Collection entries
<<<<
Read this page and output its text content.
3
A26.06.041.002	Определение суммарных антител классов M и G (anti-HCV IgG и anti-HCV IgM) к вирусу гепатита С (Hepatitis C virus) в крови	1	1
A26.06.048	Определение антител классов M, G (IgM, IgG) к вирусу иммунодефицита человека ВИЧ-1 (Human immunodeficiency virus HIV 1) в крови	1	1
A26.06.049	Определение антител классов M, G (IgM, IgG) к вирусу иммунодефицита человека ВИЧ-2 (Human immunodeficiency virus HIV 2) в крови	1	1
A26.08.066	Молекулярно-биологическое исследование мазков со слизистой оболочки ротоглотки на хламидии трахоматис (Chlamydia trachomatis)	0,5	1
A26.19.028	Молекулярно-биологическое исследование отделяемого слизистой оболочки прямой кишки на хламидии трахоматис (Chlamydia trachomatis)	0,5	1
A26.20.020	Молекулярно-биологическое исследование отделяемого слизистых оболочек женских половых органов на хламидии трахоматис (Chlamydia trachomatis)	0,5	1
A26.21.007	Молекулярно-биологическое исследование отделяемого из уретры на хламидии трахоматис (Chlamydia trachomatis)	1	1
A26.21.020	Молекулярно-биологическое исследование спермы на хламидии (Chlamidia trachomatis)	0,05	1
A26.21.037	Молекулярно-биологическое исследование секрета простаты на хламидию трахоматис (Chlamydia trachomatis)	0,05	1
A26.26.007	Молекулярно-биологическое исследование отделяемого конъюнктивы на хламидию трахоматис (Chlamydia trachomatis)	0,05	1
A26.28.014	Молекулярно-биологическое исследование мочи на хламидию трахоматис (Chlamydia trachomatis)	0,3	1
>>>>
<<<<
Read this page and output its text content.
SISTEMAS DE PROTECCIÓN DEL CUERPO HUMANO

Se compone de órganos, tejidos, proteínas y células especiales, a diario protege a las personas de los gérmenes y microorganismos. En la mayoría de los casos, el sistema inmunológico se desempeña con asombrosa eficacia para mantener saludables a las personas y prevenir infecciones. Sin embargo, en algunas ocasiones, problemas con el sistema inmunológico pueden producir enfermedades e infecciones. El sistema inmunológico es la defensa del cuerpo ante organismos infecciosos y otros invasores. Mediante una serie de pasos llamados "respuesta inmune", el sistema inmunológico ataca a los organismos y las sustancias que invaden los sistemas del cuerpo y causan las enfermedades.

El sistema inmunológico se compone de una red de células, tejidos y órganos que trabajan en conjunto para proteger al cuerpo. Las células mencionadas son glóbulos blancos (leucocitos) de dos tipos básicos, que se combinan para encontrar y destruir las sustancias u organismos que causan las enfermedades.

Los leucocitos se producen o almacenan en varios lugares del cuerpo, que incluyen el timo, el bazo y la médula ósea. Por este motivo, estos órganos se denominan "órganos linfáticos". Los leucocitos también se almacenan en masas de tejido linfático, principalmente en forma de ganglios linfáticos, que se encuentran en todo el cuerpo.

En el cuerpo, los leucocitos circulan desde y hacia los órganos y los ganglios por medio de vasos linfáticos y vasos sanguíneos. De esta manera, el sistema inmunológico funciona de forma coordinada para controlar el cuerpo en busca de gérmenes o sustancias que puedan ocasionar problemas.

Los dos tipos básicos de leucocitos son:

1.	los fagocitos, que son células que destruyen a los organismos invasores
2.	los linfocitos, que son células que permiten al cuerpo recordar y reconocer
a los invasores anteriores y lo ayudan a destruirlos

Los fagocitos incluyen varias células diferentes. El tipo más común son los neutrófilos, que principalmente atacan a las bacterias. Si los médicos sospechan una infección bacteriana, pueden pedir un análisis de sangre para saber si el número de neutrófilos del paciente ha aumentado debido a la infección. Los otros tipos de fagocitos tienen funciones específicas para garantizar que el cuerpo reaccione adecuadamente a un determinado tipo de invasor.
>>>>
<<<<
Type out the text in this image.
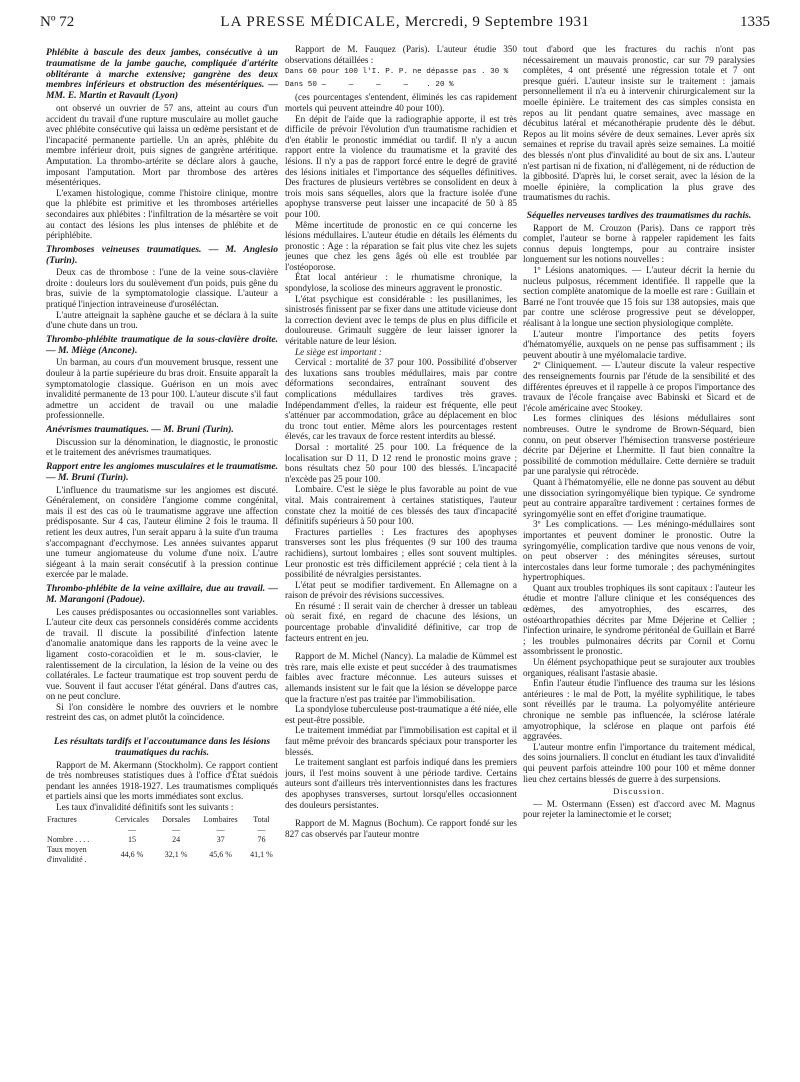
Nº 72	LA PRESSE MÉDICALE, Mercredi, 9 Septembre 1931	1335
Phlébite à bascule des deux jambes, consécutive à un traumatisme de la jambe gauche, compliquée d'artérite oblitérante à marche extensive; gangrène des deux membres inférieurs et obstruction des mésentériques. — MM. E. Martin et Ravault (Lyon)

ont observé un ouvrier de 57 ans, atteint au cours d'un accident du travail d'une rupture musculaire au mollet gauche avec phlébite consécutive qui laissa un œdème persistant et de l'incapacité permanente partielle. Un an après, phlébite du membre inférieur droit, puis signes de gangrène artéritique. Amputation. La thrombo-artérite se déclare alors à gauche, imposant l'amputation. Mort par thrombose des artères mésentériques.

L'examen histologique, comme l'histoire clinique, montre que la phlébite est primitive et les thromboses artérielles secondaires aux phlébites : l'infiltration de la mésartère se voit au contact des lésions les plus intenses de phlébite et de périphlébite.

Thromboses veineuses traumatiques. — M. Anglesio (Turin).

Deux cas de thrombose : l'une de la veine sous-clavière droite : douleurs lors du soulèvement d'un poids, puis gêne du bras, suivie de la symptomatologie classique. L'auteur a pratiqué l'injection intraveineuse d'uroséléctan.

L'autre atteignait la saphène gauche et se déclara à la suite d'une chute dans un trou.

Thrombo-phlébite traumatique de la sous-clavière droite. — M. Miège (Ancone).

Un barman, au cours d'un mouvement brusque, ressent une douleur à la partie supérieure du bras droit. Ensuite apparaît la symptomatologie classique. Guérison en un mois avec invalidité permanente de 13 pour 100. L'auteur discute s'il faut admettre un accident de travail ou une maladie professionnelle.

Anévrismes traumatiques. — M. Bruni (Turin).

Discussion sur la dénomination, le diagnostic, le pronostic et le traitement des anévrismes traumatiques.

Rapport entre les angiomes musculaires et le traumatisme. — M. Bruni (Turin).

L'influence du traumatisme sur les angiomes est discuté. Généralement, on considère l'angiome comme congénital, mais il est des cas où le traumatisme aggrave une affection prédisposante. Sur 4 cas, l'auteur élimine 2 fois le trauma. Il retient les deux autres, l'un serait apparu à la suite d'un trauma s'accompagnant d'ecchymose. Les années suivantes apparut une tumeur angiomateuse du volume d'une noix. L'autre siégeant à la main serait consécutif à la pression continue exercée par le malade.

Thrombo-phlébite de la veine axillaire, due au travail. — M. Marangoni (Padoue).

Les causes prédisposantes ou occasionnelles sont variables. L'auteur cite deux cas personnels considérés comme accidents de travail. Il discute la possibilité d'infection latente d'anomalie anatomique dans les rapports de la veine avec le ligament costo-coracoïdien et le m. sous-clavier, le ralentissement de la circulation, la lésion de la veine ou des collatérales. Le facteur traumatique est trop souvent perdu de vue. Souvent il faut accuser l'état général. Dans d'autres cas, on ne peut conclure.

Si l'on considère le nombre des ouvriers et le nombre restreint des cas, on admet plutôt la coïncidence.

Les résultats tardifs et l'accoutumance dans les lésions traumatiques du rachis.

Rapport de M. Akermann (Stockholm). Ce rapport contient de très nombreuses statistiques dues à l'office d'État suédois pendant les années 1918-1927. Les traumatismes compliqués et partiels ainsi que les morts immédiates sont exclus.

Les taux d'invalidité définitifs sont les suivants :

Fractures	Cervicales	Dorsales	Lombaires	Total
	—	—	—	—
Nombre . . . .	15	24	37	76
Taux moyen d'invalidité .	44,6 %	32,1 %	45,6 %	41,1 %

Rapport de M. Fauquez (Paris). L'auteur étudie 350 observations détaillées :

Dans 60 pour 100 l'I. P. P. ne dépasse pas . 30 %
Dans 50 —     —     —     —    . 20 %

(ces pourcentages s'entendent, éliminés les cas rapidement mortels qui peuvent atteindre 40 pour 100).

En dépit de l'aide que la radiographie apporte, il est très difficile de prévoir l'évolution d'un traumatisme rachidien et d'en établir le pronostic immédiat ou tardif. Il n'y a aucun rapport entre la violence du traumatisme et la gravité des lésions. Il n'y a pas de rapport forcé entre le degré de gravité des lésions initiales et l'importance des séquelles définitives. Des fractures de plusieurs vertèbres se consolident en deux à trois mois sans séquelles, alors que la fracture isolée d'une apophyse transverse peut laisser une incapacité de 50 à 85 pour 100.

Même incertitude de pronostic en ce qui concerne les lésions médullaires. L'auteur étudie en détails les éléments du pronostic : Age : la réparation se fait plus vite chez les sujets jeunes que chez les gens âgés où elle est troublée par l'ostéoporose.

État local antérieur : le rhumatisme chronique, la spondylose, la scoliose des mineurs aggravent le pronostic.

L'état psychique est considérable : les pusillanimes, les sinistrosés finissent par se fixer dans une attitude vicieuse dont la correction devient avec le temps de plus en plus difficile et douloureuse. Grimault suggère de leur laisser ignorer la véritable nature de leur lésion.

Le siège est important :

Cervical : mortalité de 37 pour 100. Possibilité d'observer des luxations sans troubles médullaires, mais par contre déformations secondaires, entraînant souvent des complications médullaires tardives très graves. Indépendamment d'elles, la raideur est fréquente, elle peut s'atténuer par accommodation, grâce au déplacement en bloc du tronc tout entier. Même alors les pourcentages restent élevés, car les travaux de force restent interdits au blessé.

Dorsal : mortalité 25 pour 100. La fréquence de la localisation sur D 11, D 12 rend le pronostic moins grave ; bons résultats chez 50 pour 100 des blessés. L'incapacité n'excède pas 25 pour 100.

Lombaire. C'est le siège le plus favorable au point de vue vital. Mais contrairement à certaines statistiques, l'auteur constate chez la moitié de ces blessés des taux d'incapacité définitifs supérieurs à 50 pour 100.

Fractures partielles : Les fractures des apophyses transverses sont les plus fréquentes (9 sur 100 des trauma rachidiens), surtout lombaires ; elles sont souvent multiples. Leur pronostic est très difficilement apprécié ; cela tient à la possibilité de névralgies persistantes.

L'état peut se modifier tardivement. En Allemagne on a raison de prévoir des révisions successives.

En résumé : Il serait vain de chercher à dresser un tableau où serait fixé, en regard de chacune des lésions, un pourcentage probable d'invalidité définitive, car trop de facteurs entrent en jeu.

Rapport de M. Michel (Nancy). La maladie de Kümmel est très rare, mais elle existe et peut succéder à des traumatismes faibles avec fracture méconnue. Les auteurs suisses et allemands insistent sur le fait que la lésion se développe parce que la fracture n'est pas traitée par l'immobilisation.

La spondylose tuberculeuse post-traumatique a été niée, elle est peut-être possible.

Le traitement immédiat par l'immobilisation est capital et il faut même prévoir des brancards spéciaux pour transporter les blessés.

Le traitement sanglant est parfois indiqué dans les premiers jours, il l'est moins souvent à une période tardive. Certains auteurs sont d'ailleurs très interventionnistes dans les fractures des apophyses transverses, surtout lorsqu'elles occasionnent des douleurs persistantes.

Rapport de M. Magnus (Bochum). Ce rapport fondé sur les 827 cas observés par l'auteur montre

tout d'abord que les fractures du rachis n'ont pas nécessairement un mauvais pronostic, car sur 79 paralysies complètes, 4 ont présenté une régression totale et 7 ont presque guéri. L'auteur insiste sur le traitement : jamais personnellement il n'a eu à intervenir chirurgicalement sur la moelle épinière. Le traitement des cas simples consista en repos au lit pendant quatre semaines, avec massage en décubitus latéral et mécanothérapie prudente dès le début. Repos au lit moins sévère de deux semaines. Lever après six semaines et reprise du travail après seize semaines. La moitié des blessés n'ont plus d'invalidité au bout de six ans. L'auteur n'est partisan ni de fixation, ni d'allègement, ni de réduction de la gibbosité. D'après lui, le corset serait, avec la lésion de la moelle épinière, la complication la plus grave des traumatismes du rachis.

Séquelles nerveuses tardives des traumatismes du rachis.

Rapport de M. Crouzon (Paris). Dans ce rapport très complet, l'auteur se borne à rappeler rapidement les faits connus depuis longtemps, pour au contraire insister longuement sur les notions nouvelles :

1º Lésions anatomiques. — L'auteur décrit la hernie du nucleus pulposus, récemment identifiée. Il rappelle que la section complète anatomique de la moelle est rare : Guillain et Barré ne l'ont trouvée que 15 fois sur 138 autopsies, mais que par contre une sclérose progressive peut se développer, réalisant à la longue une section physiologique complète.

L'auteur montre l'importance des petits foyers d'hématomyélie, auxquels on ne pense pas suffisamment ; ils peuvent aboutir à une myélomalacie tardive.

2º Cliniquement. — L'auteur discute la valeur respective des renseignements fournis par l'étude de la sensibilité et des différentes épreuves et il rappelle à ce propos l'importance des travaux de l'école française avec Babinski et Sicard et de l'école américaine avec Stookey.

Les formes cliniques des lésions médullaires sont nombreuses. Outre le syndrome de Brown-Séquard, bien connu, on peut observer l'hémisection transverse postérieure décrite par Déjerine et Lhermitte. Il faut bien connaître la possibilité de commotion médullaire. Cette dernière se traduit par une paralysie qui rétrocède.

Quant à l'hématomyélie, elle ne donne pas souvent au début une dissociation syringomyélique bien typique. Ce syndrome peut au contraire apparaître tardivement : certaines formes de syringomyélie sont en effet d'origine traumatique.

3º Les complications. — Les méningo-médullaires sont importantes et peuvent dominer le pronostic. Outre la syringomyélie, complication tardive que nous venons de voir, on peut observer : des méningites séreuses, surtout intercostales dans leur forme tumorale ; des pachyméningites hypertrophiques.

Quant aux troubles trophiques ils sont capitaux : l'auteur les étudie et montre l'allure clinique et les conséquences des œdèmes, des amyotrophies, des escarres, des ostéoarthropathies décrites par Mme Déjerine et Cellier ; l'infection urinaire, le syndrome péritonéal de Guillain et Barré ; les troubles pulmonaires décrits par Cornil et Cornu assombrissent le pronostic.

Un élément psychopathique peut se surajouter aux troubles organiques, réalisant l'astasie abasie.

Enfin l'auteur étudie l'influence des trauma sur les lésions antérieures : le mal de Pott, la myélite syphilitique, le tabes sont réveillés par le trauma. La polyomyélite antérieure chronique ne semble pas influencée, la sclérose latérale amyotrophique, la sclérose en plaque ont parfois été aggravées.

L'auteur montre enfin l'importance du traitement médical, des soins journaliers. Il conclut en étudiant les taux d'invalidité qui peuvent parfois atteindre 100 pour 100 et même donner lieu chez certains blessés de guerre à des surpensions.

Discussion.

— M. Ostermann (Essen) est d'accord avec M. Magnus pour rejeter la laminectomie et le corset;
>>>>
# [Task]
If a line in the records above contains "bras", copy that line.

# [Response area]
Deux cas de thrombose : l'une de la veine sous-clavière droite : douleurs lors du soulèvement d'un poids, puis gêne du bras, suivie de la symptomatologie classique. L'auteur a pratiqué l'injection intraveineuse d'uroséléctan.
Un barman, au cours d'un mouvement brusque, ressent une douleur à la partie supérieure du bras droit. Ensuite apparaît la symptomatologie classique. Guérison en un mois avec invalidité permanente de 13 pour 100. L'auteur discute s'il faut admettre un accident de travail ou une maladie professionnelle.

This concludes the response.